──────── EXTRACTED MATERIAL ────────
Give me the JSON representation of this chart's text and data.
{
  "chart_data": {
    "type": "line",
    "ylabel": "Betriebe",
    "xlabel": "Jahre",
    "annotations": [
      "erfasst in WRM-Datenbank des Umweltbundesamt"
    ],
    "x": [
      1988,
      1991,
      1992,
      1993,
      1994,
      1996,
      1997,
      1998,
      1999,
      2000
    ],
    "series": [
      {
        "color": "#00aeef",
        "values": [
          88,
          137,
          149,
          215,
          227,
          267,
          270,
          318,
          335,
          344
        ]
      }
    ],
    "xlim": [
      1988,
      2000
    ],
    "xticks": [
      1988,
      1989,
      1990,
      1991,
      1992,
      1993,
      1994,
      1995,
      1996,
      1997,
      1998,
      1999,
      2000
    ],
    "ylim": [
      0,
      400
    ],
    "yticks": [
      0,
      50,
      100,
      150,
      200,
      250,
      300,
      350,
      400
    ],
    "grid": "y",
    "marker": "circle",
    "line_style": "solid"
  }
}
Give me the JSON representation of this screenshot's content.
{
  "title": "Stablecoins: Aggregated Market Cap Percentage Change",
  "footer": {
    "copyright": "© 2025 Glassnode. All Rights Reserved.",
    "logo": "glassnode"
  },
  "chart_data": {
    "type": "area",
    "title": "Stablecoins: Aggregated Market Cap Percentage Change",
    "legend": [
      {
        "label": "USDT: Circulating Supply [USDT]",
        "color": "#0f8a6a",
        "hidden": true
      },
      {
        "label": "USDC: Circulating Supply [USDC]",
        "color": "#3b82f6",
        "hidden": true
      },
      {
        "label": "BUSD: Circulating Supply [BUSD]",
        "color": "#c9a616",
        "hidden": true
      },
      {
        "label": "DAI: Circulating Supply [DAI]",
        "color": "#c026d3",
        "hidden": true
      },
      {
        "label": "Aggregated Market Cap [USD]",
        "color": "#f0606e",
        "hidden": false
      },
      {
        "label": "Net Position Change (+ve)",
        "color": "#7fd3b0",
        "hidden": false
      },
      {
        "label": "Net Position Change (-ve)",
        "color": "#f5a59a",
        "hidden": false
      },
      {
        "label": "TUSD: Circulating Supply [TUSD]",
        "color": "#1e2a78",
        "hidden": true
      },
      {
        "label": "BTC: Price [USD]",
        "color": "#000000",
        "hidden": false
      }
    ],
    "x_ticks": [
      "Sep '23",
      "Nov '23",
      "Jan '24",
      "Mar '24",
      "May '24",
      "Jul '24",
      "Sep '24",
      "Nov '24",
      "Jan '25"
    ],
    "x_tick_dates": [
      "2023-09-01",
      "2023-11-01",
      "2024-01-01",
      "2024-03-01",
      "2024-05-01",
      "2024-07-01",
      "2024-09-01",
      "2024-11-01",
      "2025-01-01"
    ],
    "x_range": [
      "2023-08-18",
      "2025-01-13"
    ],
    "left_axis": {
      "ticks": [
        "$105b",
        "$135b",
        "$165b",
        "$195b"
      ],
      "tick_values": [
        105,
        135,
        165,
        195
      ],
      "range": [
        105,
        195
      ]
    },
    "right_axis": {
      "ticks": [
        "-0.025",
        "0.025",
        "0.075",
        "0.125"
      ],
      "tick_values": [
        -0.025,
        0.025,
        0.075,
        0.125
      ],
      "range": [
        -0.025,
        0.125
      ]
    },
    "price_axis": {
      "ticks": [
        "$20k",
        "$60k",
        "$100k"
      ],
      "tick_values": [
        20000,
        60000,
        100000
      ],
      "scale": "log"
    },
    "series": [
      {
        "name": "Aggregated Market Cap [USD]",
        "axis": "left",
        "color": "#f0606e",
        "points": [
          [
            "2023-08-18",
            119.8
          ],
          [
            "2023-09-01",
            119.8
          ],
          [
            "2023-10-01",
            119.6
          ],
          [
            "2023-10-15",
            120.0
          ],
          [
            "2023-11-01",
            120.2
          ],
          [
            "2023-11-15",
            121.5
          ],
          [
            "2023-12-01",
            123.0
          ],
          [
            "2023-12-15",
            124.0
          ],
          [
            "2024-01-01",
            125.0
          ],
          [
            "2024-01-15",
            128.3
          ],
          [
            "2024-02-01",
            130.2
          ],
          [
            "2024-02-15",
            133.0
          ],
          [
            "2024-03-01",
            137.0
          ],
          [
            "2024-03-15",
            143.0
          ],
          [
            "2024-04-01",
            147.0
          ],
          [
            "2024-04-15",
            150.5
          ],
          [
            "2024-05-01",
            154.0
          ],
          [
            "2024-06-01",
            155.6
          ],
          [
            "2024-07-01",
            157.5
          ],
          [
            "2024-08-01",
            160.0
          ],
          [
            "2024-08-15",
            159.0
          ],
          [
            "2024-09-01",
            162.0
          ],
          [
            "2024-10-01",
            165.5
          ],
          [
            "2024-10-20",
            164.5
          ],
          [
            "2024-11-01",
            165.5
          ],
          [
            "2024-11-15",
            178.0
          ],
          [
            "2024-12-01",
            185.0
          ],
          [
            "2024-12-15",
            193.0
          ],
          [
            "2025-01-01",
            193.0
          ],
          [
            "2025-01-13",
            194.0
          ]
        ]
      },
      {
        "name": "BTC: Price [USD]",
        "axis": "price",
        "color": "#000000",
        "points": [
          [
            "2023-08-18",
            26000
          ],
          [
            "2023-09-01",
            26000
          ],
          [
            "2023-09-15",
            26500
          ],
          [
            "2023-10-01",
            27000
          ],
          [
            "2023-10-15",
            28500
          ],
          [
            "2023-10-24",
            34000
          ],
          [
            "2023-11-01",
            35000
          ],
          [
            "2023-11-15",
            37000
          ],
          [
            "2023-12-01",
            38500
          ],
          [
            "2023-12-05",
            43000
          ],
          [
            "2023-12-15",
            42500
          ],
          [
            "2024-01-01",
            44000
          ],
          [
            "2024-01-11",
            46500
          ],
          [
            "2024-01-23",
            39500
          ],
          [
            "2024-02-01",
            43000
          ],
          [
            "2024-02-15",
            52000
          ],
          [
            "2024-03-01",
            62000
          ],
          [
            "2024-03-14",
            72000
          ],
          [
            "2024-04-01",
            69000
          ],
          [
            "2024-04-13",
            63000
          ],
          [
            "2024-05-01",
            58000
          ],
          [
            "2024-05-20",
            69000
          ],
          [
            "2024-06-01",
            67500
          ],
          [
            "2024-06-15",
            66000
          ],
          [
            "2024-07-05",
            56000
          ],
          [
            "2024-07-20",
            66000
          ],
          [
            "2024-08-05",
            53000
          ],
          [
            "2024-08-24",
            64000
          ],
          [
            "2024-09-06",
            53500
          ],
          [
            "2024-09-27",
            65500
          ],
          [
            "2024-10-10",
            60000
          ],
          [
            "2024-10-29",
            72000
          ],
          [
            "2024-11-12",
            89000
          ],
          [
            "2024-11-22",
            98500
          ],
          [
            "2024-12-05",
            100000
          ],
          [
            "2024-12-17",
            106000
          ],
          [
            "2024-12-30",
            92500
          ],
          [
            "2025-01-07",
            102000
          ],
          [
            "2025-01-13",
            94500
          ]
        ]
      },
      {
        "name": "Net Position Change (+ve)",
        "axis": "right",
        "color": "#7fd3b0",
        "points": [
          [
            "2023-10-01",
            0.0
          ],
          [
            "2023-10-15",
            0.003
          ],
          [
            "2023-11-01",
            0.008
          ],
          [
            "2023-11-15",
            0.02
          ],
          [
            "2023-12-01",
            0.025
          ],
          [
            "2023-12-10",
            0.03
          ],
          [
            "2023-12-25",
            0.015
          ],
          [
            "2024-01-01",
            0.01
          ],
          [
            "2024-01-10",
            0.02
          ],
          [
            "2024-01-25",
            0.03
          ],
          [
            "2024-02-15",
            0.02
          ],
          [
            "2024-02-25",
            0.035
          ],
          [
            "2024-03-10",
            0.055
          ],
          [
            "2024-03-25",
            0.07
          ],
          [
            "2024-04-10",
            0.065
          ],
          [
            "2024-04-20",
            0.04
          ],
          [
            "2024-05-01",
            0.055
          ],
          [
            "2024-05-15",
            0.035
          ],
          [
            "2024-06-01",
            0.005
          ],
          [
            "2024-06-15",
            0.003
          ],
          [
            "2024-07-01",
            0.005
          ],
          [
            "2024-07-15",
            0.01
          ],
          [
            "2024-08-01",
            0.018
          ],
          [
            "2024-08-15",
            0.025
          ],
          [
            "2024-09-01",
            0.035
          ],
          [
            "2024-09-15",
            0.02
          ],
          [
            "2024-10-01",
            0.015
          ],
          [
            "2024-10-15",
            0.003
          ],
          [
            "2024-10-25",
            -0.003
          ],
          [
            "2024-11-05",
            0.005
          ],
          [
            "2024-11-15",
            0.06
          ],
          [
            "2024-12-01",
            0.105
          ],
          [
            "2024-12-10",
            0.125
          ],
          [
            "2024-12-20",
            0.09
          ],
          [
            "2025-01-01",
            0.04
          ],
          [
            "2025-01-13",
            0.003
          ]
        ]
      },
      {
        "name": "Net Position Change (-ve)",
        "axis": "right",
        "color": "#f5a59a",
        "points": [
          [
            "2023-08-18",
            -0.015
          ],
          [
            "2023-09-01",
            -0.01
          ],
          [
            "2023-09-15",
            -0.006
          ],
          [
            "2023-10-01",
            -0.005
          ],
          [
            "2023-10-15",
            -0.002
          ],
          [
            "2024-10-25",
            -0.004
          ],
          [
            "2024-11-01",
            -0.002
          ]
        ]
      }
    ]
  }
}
────────
AIM: Count the lines in the records above that hold the word "Circulating", and give only that number.

EXERCISE RESULT: 5